# Start of TASK DATA
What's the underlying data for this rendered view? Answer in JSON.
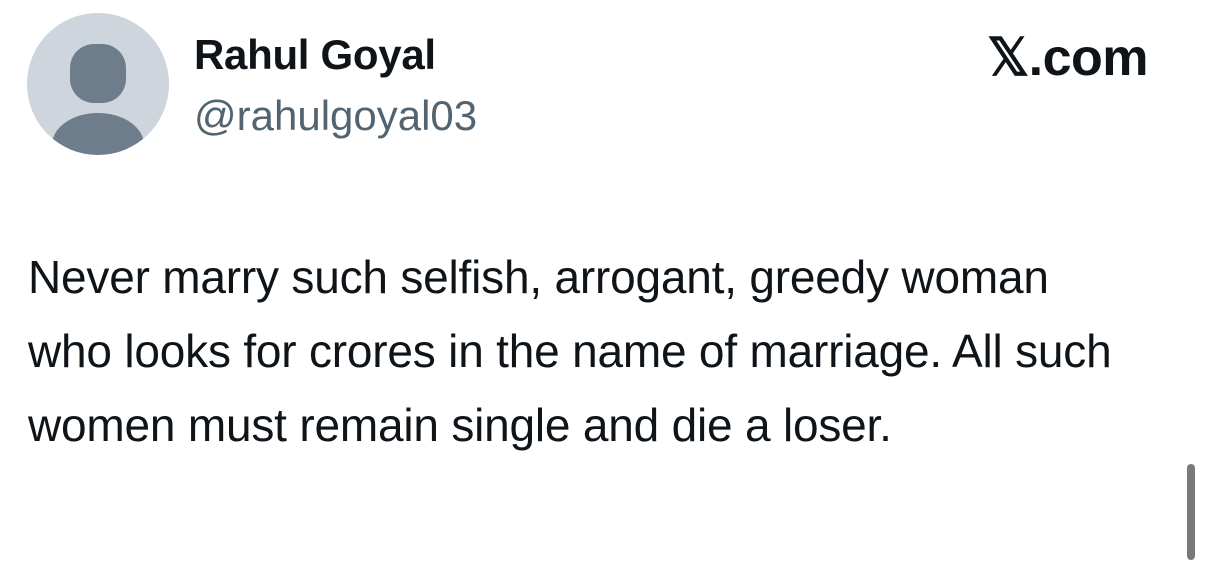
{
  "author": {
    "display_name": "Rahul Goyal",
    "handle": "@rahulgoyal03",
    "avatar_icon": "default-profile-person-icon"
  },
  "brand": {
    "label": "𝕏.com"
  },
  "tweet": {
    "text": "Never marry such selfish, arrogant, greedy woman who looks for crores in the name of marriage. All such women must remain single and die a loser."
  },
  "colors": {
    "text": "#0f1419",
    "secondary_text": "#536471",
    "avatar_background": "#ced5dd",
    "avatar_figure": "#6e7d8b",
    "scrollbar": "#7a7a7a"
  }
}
# End of TASK DATA
TASK TO COMPLETE: Print all of the entries word for word. Skip any images they contain.

EXERCISE ANSWER:
What's the underlying data for this rendered view? Answer in JSON.
{
  "author": {
    "display_name": "Rahul Goyal",
    "handle": "@rahulgoyal03",
    "avatar_icon": "default-profile-person-icon"
  },
  "brand": {
    "label": "𝕏.com"
  },
  "tweet": {
    "text": "Never marry such selfish, arrogant, greedy woman who looks for crores in the name of marriage. All such women must remain single and die a loser."
  },
  "colors": {
    "text": "#0f1419",
    "secondary_text": "#536471",
    "avatar_background": "#ced5dd",
    "avatar_figure": "#6e7d8b",
    "scrollbar": "#7a7a7a"
  }
}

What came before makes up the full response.